# TASK TO CARRY OUT
Review the material line by line. Identify and copy every line that contains the string "accent".

# DATA FOR THE TASK
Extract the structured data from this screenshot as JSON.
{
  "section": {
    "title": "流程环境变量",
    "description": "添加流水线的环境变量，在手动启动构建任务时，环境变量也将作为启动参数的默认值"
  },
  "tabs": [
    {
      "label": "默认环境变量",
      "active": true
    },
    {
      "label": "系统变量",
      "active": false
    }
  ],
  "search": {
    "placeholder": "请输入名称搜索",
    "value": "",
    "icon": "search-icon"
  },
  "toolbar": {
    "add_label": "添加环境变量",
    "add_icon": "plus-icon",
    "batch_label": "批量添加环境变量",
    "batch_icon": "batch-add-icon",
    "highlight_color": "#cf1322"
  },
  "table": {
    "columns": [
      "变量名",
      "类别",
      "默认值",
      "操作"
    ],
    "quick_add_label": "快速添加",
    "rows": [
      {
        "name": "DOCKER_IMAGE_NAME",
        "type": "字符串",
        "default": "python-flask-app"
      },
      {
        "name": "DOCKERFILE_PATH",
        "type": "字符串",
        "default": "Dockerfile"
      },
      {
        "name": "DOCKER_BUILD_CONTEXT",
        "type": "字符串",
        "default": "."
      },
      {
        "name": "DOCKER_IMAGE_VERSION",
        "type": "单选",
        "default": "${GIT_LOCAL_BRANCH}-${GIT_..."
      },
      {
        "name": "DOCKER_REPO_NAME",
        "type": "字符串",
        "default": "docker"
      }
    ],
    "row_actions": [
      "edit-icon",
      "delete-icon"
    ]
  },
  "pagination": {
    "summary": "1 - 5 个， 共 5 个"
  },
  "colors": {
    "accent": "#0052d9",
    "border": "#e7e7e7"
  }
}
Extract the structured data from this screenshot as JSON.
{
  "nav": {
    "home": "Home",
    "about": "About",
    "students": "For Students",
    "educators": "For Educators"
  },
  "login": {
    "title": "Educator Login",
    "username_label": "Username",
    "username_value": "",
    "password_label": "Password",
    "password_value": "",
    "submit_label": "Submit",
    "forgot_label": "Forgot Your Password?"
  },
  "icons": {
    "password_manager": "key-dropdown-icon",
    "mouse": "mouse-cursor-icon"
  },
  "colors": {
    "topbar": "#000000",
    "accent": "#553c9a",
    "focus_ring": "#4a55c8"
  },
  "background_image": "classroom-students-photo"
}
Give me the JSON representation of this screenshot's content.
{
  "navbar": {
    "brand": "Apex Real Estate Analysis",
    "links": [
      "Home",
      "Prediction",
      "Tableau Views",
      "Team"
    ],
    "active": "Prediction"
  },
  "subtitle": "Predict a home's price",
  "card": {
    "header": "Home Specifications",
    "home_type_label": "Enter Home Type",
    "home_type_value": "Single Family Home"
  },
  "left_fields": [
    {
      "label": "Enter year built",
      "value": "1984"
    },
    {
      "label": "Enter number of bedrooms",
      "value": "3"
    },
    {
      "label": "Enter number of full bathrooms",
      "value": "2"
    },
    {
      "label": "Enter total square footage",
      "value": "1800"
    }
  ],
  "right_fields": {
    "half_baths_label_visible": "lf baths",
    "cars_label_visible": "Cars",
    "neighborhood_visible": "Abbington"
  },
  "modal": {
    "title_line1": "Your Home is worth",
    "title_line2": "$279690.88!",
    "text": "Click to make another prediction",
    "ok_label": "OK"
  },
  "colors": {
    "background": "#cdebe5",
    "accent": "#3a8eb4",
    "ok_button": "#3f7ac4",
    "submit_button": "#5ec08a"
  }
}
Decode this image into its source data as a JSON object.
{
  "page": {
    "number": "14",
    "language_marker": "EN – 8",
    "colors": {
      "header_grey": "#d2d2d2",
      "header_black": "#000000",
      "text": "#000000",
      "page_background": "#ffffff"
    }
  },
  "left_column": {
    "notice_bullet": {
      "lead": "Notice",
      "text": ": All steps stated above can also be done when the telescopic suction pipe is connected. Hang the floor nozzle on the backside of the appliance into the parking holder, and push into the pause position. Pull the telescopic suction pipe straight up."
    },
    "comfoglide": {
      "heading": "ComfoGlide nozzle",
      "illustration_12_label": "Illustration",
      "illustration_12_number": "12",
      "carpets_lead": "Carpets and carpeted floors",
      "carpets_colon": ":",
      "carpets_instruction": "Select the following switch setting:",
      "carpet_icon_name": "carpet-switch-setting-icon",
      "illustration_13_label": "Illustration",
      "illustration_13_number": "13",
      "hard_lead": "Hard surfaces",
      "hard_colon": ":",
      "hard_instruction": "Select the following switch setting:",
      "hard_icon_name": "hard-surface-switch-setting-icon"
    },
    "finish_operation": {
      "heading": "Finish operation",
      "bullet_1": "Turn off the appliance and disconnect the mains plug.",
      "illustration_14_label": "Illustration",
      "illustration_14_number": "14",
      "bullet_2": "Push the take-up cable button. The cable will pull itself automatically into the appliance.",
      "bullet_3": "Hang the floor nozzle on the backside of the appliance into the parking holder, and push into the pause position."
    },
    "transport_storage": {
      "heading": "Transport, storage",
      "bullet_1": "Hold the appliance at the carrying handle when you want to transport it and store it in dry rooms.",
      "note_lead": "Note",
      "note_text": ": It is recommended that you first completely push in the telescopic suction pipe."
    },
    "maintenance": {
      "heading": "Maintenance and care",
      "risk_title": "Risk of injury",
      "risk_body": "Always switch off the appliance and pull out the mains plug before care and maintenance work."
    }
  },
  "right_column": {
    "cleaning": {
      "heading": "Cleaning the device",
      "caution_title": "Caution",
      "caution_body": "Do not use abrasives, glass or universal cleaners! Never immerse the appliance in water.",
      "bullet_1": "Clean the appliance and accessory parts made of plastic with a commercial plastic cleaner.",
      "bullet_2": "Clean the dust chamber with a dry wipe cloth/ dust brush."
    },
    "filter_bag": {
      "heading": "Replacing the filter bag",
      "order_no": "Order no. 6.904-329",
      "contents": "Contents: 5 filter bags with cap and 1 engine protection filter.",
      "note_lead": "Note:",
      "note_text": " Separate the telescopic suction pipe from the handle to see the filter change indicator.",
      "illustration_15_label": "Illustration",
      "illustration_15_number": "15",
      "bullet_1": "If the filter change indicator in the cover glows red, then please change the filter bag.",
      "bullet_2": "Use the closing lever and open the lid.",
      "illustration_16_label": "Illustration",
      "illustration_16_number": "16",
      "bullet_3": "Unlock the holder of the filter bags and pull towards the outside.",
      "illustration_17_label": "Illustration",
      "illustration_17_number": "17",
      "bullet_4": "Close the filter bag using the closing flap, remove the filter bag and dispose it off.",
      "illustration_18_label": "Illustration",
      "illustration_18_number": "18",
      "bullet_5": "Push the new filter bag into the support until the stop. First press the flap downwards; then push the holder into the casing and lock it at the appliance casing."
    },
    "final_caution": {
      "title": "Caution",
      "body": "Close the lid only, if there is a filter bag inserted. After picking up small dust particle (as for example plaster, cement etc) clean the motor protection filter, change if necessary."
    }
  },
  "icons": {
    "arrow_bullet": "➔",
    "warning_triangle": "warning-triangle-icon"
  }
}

# EXERCISE RESPONSE
    "accent": "#0052d9",
    "accent": "#553c9a",
    "accent": "#3a8eb4",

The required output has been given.